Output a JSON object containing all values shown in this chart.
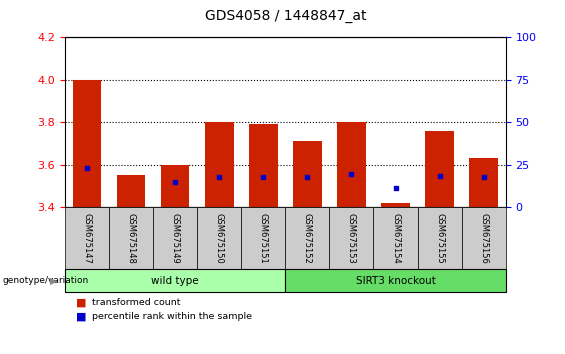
{
  "title": "GDS4058 / 1448847_at",
  "samples": [
    "GSM675147",
    "GSM675148",
    "GSM675149",
    "GSM675150",
    "GSM675151",
    "GSM675152",
    "GSM675153",
    "GSM675154",
    "GSM675155",
    "GSM675156"
  ],
  "bar_heights": [
    4.0,
    3.55,
    3.6,
    3.8,
    3.79,
    3.71,
    3.8,
    3.42,
    3.76,
    3.63
  ],
  "blue_dot_y": [
    3.585,
    null,
    3.52,
    3.54,
    3.54,
    3.54,
    3.555,
    3.49,
    3.545,
    3.54
  ],
  "bar_color": "#cc2200",
  "blue_color": "#0000cc",
  "ylim_left": [
    3.4,
    4.2
  ],
  "ylim_right": [
    0,
    100
  ],
  "yticks_left": [
    3.4,
    3.6,
    3.8,
    4.0,
    4.2
  ],
  "yticks_right": [
    0,
    25,
    50,
    75,
    100
  ],
  "groups": [
    {
      "label": "wild type",
      "start": 0,
      "end": 5,
      "color": "#aaffaa"
    },
    {
      "label": "SIRT3 knockout",
      "start": 5,
      "end": 10,
      "color": "#66dd66"
    }
  ],
  "legend_items": [
    {
      "color": "#cc2200",
      "label": "transformed count"
    },
    {
      "color": "#0000cc",
      "label": "percentile rank within the sample"
    }
  ],
  "bar_width": 0.65,
  "background_color": "#ffffff",
  "plot_bg": "#ffffff",
  "xcell_bg": "#cccccc",
  "grid_color": "#000000",
  "title_fontsize": 10,
  "tick_fontsize": 8,
  "label_fontsize": 7.5
}
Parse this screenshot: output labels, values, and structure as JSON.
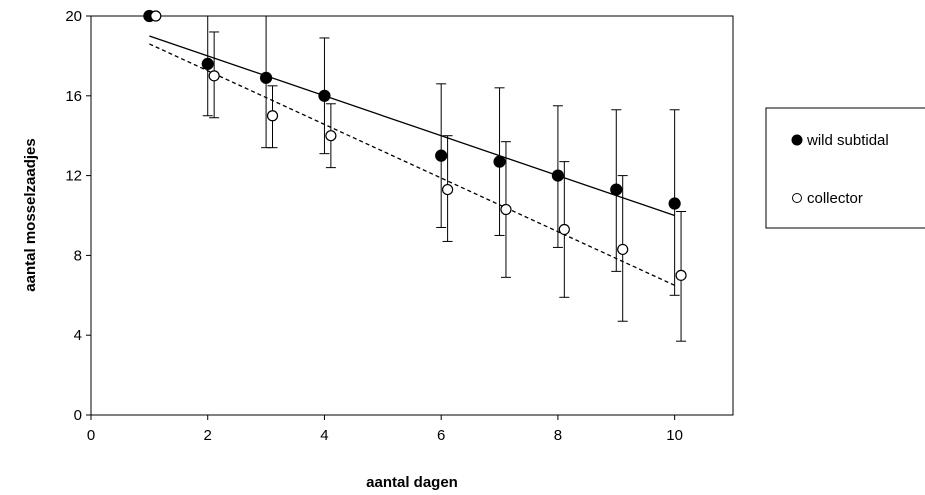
{
  "chart_data": {
    "type": "scatter",
    "title": "",
    "xlabel": "aantal dagen",
    "ylabel": "aantal mosselzaadjes",
    "xlim": [
      0,
      11
    ],
    "ylim": [
      0,
      20
    ],
    "xticks": [
      0,
      2,
      4,
      6,
      8,
      10
    ],
    "yticks": [
      0,
      4,
      8,
      12,
      16,
      20
    ],
    "x_tick_labels": [
      "0",
      "2",
      "4",
      "6",
      "8",
      "10"
    ],
    "y_tick_labels": [
      "0",
      "4",
      "8",
      "12",
      "16",
      "20"
    ],
    "grid": false,
    "legend_position": "right",
    "series": [
      {
        "name": "wild subtidal",
        "marker": "filled-circle",
        "color": "#000000",
        "x": [
          1,
          2,
          3,
          4,
          6,
          7,
          8,
          9,
          10
        ],
        "y": [
          20,
          17.6,
          16.9,
          16.0,
          13.0,
          12.7,
          12.0,
          11.3,
          10.6
        ],
        "err_low": [
          0,
          2.6,
          3.5,
          2.9,
          3.6,
          3.7,
          3.6,
          4.1,
          4.6
        ],
        "err_high": [
          0,
          2.6,
          3.5,
          2.9,
          3.6,
          3.7,
          3.5,
          4.0,
          4.7
        ],
        "trendline": {
          "style": "solid",
          "x": [
            1,
            10
          ],
          "y": [
            19.0,
            10.0
          ]
        }
      },
      {
        "name": "collector",
        "marker": "open-circle",
        "color": "#000000",
        "x": [
          1,
          2,
          3,
          4,
          6,
          7,
          8,
          9,
          10
        ],
        "y": [
          20,
          17.0,
          15.0,
          14.0,
          11.3,
          10.3,
          9.3,
          8.3,
          7.0
        ],
        "err_low": [
          0,
          2.1,
          1.6,
          1.6,
          2.6,
          3.4,
          3.4,
          3.6,
          3.3
        ],
        "err_high": [
          0,
          2.2,
          1.5,
          1.6,
          2.7,
          3.4,
          3.4,
          3.7,
          3.2
        ],
        "trendline": {
          "style": "dashed",
          "x": [
            1,
            10
          ],
          "y": [
            18.6,
            6.5
          ]
        }
      }
    ]
  }
}
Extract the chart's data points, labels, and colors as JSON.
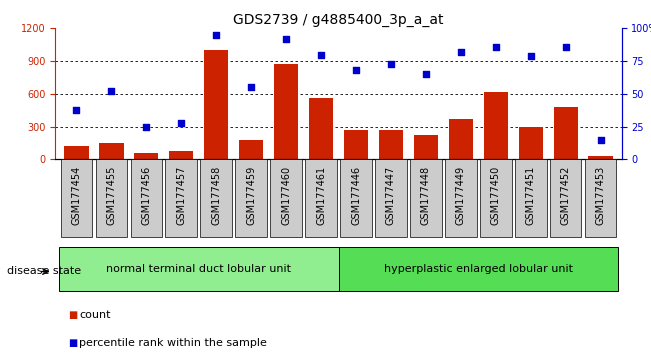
{
  "title": "GDS2739 / g4885400_3p_a_at",
  "samples": [
    "GSM177454",
    "GSM177455",
    "GSM177456",
    "GSM177457",
    "GSM177458",
    "GSM177459",
    "GSM177460",
    "GSM177461",
    "GSM177446",
    "GSM177447",
    "GSM177448",
    "GSM177449",
    "GSM177450",
    "GSM177451",
    "GSM177452",
    "GSM177453"
  ],
  "bar_values": [
    120,
    145,
    55,
    75,
    1000,
    175,
    870,
    560,
    270,
    265,
    220,
    370,
    620,
    295,
    480,
    30
  ],
  "dot_values_pct": [
    38,
    52,
    25,
    28,
    95,
    55,
    92,
    80,
    68,
    73,
    65,
    82,
    86,
    79,
    86,
    15
  ],
  "bar_color": "#cc2200",
  "dot_color": "#0000cc",
  "ylim_left": [
    0,
    1200
  ],
  "ylim_right": [
    0,
    100
  ],
  "yticks_left": [
    0,
    300,
    600,
    900,
    1200
  ],
  "yticks_right": [
    0,
    25,
    50,
    75,
    100
  ],
  "group1_count": 8,
  "group1_label": "normal terminal duct lobular unit",
  "group2_label": "hyperplastic enlarged lobular unit",
  "group1_color": "#90ee90",
  "group2_color": "#55dd55",
  "disease_state_label": "disease state",
  "legend_bar_label": "count",
  "legend_dot_label": "percentile rank within the sample",
  "tick_bg_color": "#cccccc",
  "grid_color": "#888888",
  "right_axis_color": "#0000cc",
  "left_axis_color": "#cc2200",
  "title_fontsize": 10,
  "tick_fontsize": 7,
  "label_fontsize": 8
}
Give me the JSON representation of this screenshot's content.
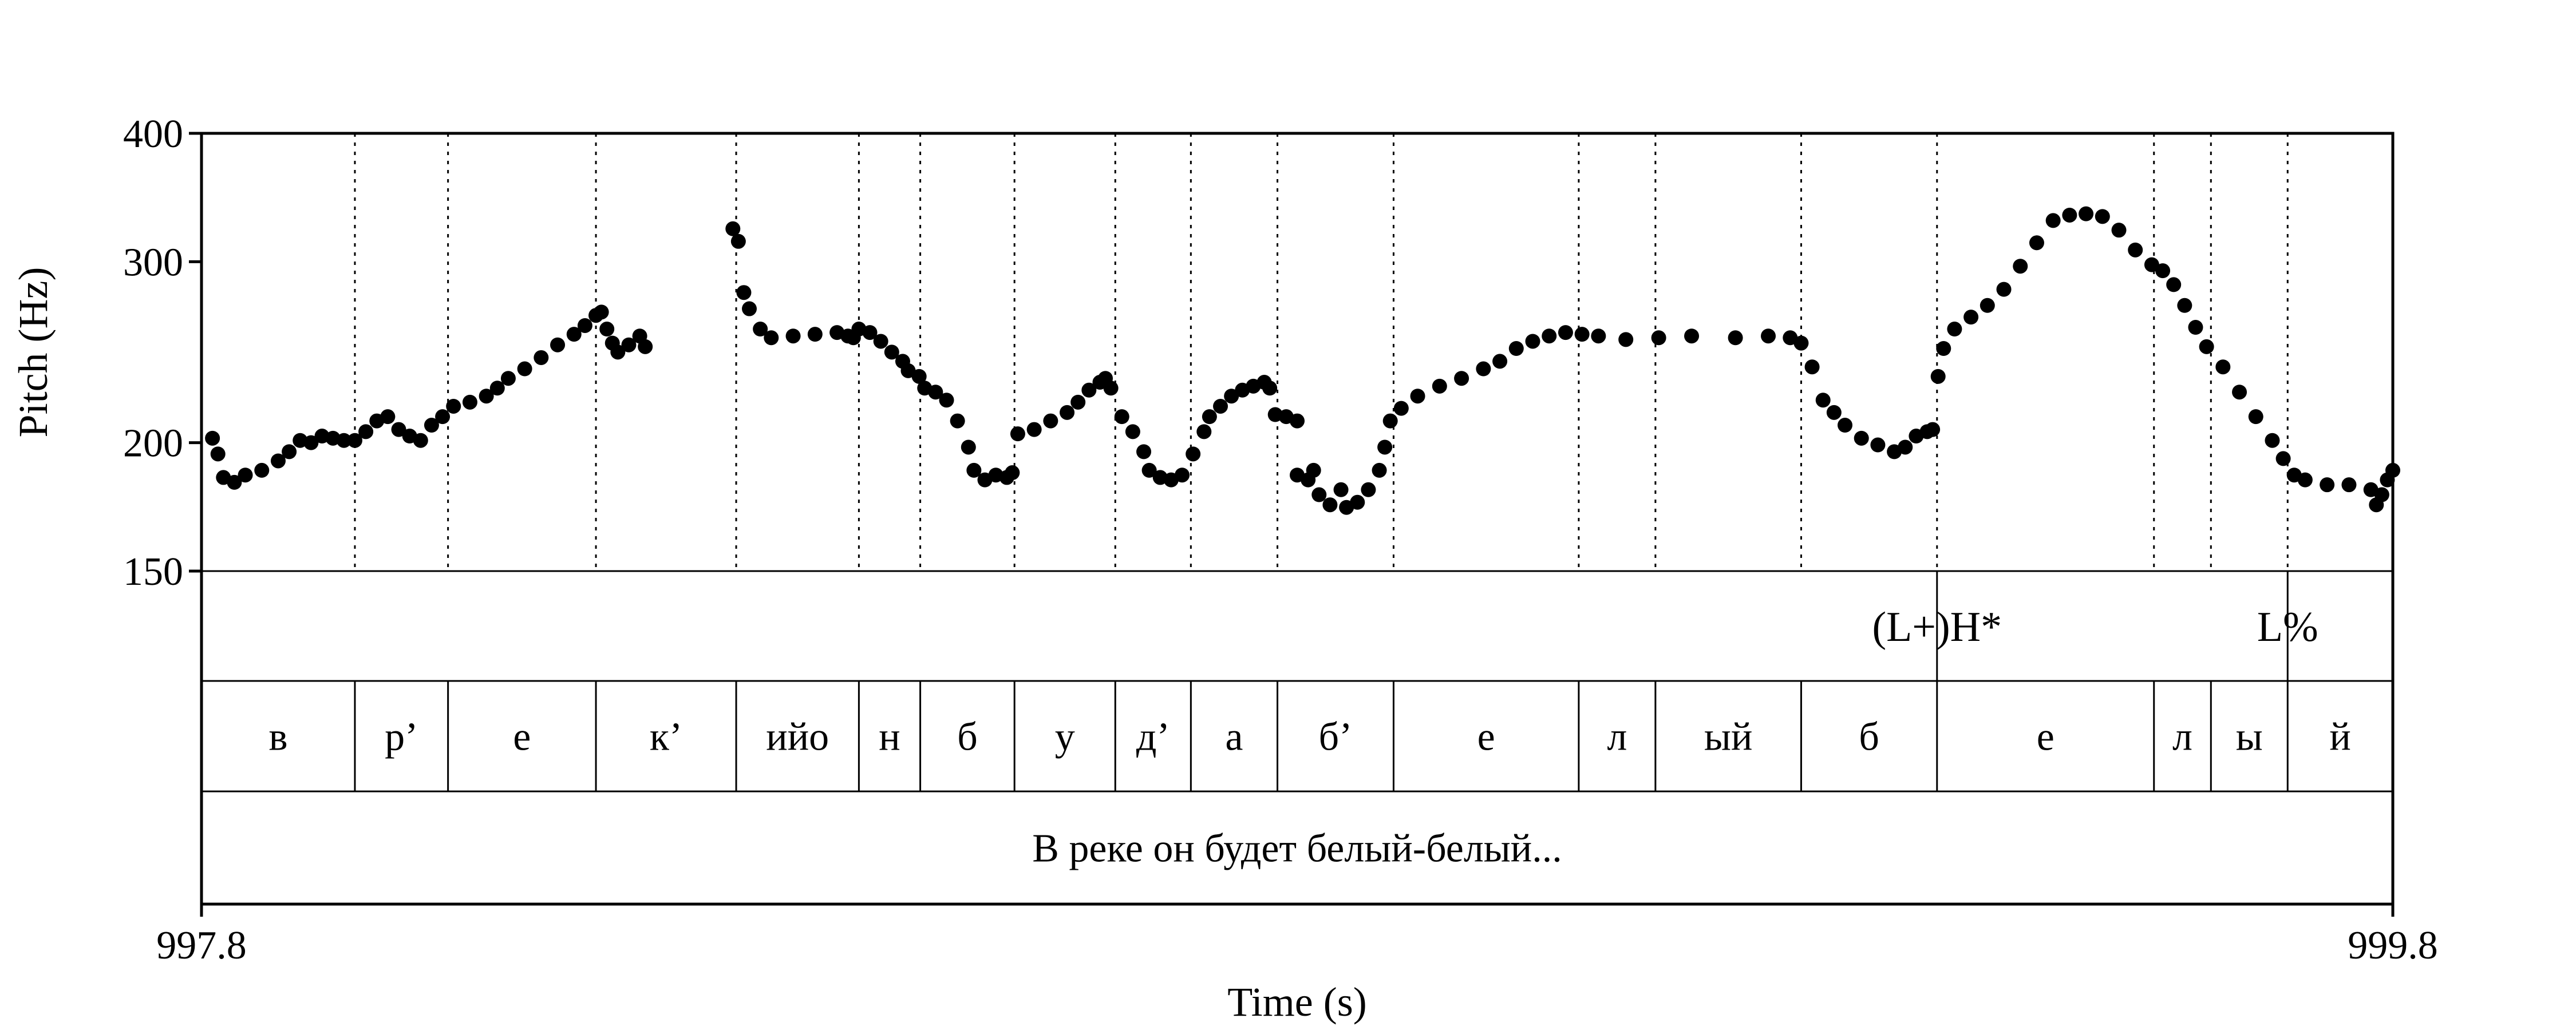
{
  "chart_data": {
    "type": "scatter",
    "y_scale": "log",
    "ylabel": "Pitch (Hz)",
    "xlabel": "Time (s)",
    "ylim": [
      150,
      400
    ],
    "xlim": [
      997.8,
      999.8
    ],
    "y_ticks": [
      "400",
      "300",
      "200",
      "150"
    ],
    "x_ticks": [
      "997.8",
      "999.8"
    ],
    "grid": "dotted vertical lines at segment boundaries",
    "tones": [
      {
        "label": "(L+)H*",
        "time": 999.384
      },
      {
        "label": "L%",
        "time": 999.704
      }
    ],
    "segments": [
      {
        "label": "в",
        "start": 997.8,
        "end": 997.94
      },
      {
        "label": "р’",
        "start": 997.94,
        "end": 998.025
      },
      {
        "label": "е",
        "start": 998.025,
        "end": 998.16
      },
      {
        "label": "к’",
        "start": 998.16,
        "end": 998.288
      },
      {
        "label": "ийо",
        "start": 998.288,
        "end": 998.4
      },
      {
        "label": "н",
        "start": 998.4,
        "end": 998.456
      },
      {
        "label": "б",
        "start": 998.456,
        "end": 998.542
      },
      {
        "label": "у",
        "start": 998.542,
        "end": 998.634
      },
      {
        "label": "д’",
        "start": 998.634,
        "end": 998.703
      },
      {
        "label": "а",
        "start": 998.703,
        "end": 998.782
      },
      {
        "label": "б’",
        "start": 998.782,
        "end": 998.888
      },
      {
        "label": "е",
        "start": 998.888,
        "end": 999.057
      },
      {
        "label": "л",
        "start": 999.057,
        "end": 999.127
      },
      {
        "label": "ый",
        "start": 999.127,
        "end": 999.26
      },
      {
        "label": "б",
        "start": 999.26,
        "end": 999.384
      },
      {
        "label": "е",
        "start": 999.384,
        "end": 999.582
      },
      {
        "label": "л",
        "start": 999.582,
        "end": 999.634
      },
      {
        "label": "ы",
        "start": 999.634,
        "end": 999.704
      },
      {
        "label": "й",
        "start": 999.704,
        "end": 999.8
      }
    ],
    "sentence": "В реке он будет белый-белый...",
    "pitch_points": [
      [
        997.81,
        202
      ],
      [
        997.815,
        195
      ],
      [
        997.82,
        185
      ],
      [
        997.83,
        183
      ],
      [
        997.84,
        186
      ],
      [
        997.855,
        188
      ],
      [
        997.87,
        192
      ],
      [
        997.88,
        196
      ],
      [
        997.89,
        201
      ],
      [
        997.9,
        200
      ],
      [
        997.91,
        203
      ],
      [
        997.92,
        202
      ],
      [
        997.93,
        201
      ],
      [
        997.94,
        201
      ],
      [
        997.95,
        205
      ],
      [
        997.96,
        210
      ],
      [
        997.97,
        212
      ],
      [
        997.98,
        206
      ],
      [
        997.99,
        203
      ],
      [
        998.0,
        201
      ],
      [
        998.01,
        208
      ],
      [
        998.02,
        212
      ],
      [
        998.03,
        217
      ],
      [
        998.045,
        219
      ],
      [
        998.06,
        222
      ],
      [
        998.07,
        226
      ],
      [
        998.08,
        231
      ],
      [
        998.095,
        236
      ],
      [
        998.11,
        242
      ],
      [
        998.125,
        249
      ],
      [
        998.14,
        255
      ],
      [
        998.15,
        260
      ],
      [
        998.16,
        266
      ],
      [
        998.165,
        268
      ],
      [
        998.17,
        258
      ],
      [
        998.175,
        250
      ],
      [
        998.18,
        245
      ],
      [
        998.19,
        249
      ],
      [
        998.2,
        254
      ],
      [
        998.205,
        248
      ],
      [
        998.285,
        323
      ],
      [
        998.29,
        314
      ],
      [
        998.295,
        280
      ],
      [
        998.3,
        270
      ],
      [
        998.31,
        258
      ],
      [
        998.32,
        253
      ],
      [
        998.34,
        254
      ],
      [
        998.36,
        255
      ],
      [
        998.38,
        256
      ],
      [
        998.39,
        254
      ],
      [
        998.395,
        253
      ],
      [
        998.4,
        258
      ],
      [
        998.41,
        256
      ],
      [
        998.42,
        251
      ],
      [
        998.43,
        245
      ],
      [
        998.44,
        240
      ],
      [
        998.445,
        235
      ],
      [
        998.455,
        232
      ],
      [
        998.46,
        226
      ],
      [
        998.47,
        224
      ],
      [
        998.48,
        220
      ],
      [
        998.49,
        210
      ],
      [
        998.5,
        198
      ],
      [
        998.505,
        188
      ],
      [
        998.515,
        184
      ],
      [
        998.525,
        186
      ],
      [
        998.535,
        185
      ],
      [
        998.54,
        187
      ],
      [
        998.545,
        204
      ],
      [
        998.56,
        206
      ],
      [
        998.575,
        210
      ],
      [
        998.59,
        214
      ],
      [
        998.6,
        219
      ],
      [
        998.61,
        225
      ],
      [
        998.62,
        229
      ],
      [
        998.625,
        231
      ],
      [
        998.63,
        226
      ],
      [
        998.64,
        212
      ],
      [
        998.65,
        205
      ],
      [
        998.66,
        196
      ],
      [
        998.665,
        188
      ],
      [
        998.675,
        185
      ],
      [
        998.685,
        184
      ],
      [
        998.695,
        186
      ],
      [
        998.705,
        195
      ],
      [
        998.715,
        205
      ],
      [
        998.72,
        212
      ],
      [
        998.73,
        217
      ],
      [
        998.74,
        222
      ],
      [
        998.75,
        225
      ],
      [
        998.76,
        227
      ],
      [
        998.77,
        229
      ],
      [
        998.775,
        226
      ],
      [
        998.78,
        213
      ],
      [
        998.79,
        212
      ],
      [
        998.8,
        210
      ],
      [
        998.8,
        186
      ],
      [
        998.81,
        184
      ],
      [
        998.815,
        188
      ],
      [
        998.82,
        178
      ],
      [
        998.83,
        174
      ],
      [
        998.84,
        180
      ],
      [
        998.845,
        173
      ],
      [
        998.855,
        175
      ],
      [
        998.865,
        180
      ],
      [
        998.875,
        188
      ],
      [
        998.88,
        198
      ],
      [
        998.885,
        210
      ],
      [
        998.895,
        216
      ],
      [
        998.91,
        222
      ],
      [
        998.93,
        227
      ],
      [
        998.95,
        231
      ],
      [
        998.97,
        236
      ],
      [
        998.985,
        240
      ],
      [
        999.0,
        247
      ],
      [
        999.015,
        251
      ],
      [
        999.03,
        254
      ],
      [
        999.045,
        256
      ],
      [
        999.06,
        255
      ],
      [
        999.075,
        254
      ],
      [
        999.1,
        252
      ],
      [
        999.13,
        253
      ],
      [
        999.16,
        254
      ],
      [
        999.2,
        253
      ],
      [
        999.23,
        254
      ],
      [
        999.25,
        253
      ],
      [
        999.26,
        250
      ],
      [
        999.27,
        237
      ],
      [
        999.28,
        220
      ],
      [
        999.29,
        214
      ],
      [
        999.3,
        208
      ],
      [
        999.315,
        202
      ],
      [
        999.33,
        199
      ],
      [
        999.345,
        196
      ],
      [
        999.355,
        198
      ],
      [
        999.365,
        203
      ],
      [
        999.375,
        205
      ],
      [
        999.38,
        206
      ],
      [
        999.385,
        232
      ],
      [
        999.39,
        247
      ],
      [
        999.4,
        258
      ],
      [
        999.415,
        265
      ],
      [
        999.43,
        272
      ],
      [
        999.445,
        282
      ],
      [
        999.46,
        297
      ],
      [
        999.475,
        313
      ],
      [
        999.49,
        329
      ],
      [
        999.505,
        333
      ],
      [
        999.52,
        334
      ],
      [
        999.535,
        332
      ],
      [
        999.55,
        322
      ],
      [
        999.565,
        308
      ],
      [
        999.58,
        298
      ],
      [
        999.59,
        294
      ],
      [
        999.6,
        285
      ],
      [
        999.61,
        272
      ],
      [
        999.62,
        259
      ],
      [
        999.63,
        248
      ],
      [
        999.645,
        237
      ],
      [
        999.66,
        224
      ],
      [
        999.675,
        212
      ],
      [
        999.69,
        201
      ],
      [
        999.7,
        193
      ],
      [
        999.71,
        186
      ],
      [
        999.72,
        184
      ],
      [
        999.74,
        182
      ],
      [
        999.76,
        182
      ],
      [
        999.78,
        180
      ],
      [
        999.785,
        174
      ],
      [
        999.79,
        178
      ],
      [
        999.795,
        184
      ],
      [
        999.8,
        188
      ]
    ]
  }
}
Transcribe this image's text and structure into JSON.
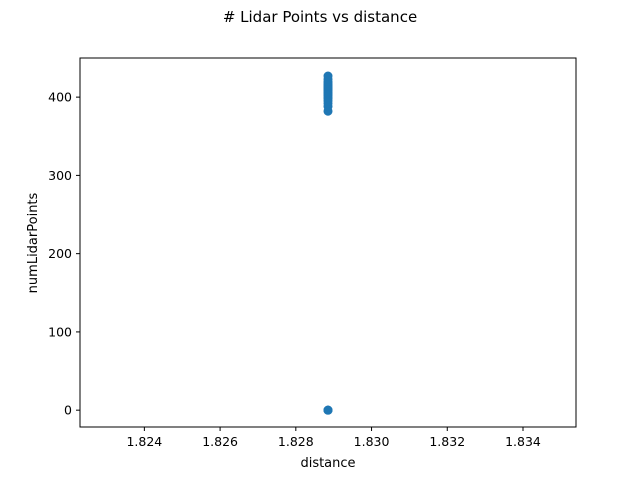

# Aim
Only the number is wanted: how many lines in the data include the word "within"?

# Result
2